Styrene, styrene derivatives, acrylic polymerizable monomers, and
methacrylic polymerizable monomers are preferred among the
preceding monomers.
A polymerization initiator may be added to the polymerization of
the polymerizable monomer. The polymerization initiator can be
exemplified by the following: azo and diazo polymerization
initiators such as 2,2'-azobis(2,4-divaleronitrile),
2,2'-azobisisobutyronitrile,
1,1'-azobis(cyclohexane-1-carbonitrile),
2,2'-azobis-4-methoxy-2,4-dimethylvaleronitrile, and
azobisisobutyronitrile; and peroxide-type polymerization initiators
such as benzoyl peroxide, methyl ethyl ketone peroxide, diisopropyl
peroxycarbonate, cumene hydroperoxide, 2,4-dichlorobenzoyl
peroxide, and lauroyl peroxide. These polymerization initiators are
preferably added at 0.5 to 30.0 mass parts per 100 mass parts of
the polymerizable monomer, and a single polymerization initiator
may be used or a plurality may be used in combination.
A chain transfer agent may be added to the polymerization of the
polymerizable monomer in order to control the molecular weight of
the binder resin constituting the toner particle. The preferred
amount of addition is 0.001 to 15.000 mass parts per 100 mass parts
of the polymerizable monomer.
A crosslinking agent may be added to the polymerization of the
polymerizable monomer in order to control the molecular weight of
the binder resin constituting the toner particle. Crosslinking
monomers can be exemplified by the following: divinyl benzene,
bis(4-acryloxypolyethoxyphenyl)propane, ethylene glycol diacrylate,
1,3-butylene glycol diacrylate, 1,4-butanediol diacrylate,
1,5-pentanediol diacrylate, 1,6-hexanediol diacrylate, neopentyl
glycol diacrylate, diethylene glycol diacrylate, triethylene glycol
diacrylate, tetraethylene glycol diacrylate, polyethylene glycol
#200 diacrylate, polyethylene glycol #400 diacrylate, polyethylene
glycol #600 diacrylate, dipropylene glycol diacrylate,
polypropylene glycol diacrylate, polyester-type diacrylates (MANDA,
Nippon Kayaku Co., Ltd.), and crosslinking agents provided by
converting the acrylates given above to the methacrylates.
The following are examples of polyfunctional crosslinking monomers:
pentaerythritol triacrylate, trimethylolethane triacrylate,
trimethylolpropane triacrylate, tetramethylolmethane tetraacrylate,
oligoester acrylate and the methacrylate thereof,
2,2-bis(4-methacryloxy.polyethoxyphenyl)propane, diacryl phthalate,
triallyl cyanurate, triallyl isocyanurate, triallyl trimellitate,
and diaryl chlorendate. The preferred amount of addition is 0.001
to 15.000 mass parts per 100 mass parts of the polymerizable
monomer.

EXERCISE TASKS
1 > Answer from the passage on toner polymerization:
(a) Which four kinds of monomers does it name as preferred?
(b) In what amount is a polymerization initiator preferably added per 100 mass parts of the polymerizable monomer?
(c) Which company supplies the polyester-type diacrylates called MANDA?
2 > According to the passage on toner polymerization, why may a chain transfer agent be added when the polymerizable monomer is polymerized?
The entries after this point play no part in anything asked here.

RECORDS PROVIDED
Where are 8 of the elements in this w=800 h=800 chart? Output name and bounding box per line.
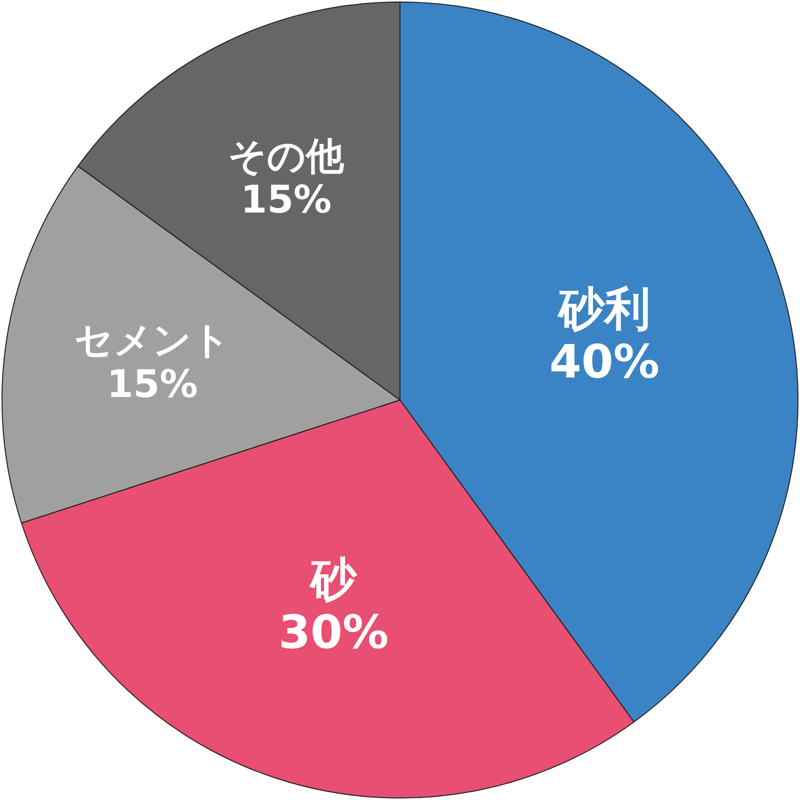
slice-label: 砂利 [556,281,650,336]
slice-label: 砂 [308,552,358,606]
data-label: 30% [278,605,389,660]
data-label: 15% [240,178,332,222]
data-label: 15% [106,362,198,406]
data-label: 40% [549,334,660,388]
slice-label: セメント [74,318,230,362]
slice-label: その他 [228,134,346,178]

ANSWERS BELOW
1 >
(a) Styrene, styrene derivatives, acrylic polymerizable monomers, and methacrylic polymerizable monomers.
(b) 0.5 to 30.0 mass parts.
(c) Nippon Kayaku Co., Ltd.

2 > A chain transfer agent may be added to control the molecular weight of the binder resin that makes up the toner particle. The preferred amount is 0.001 to 15.000 mass parts per 100 mass parts of the polymerizable monomer.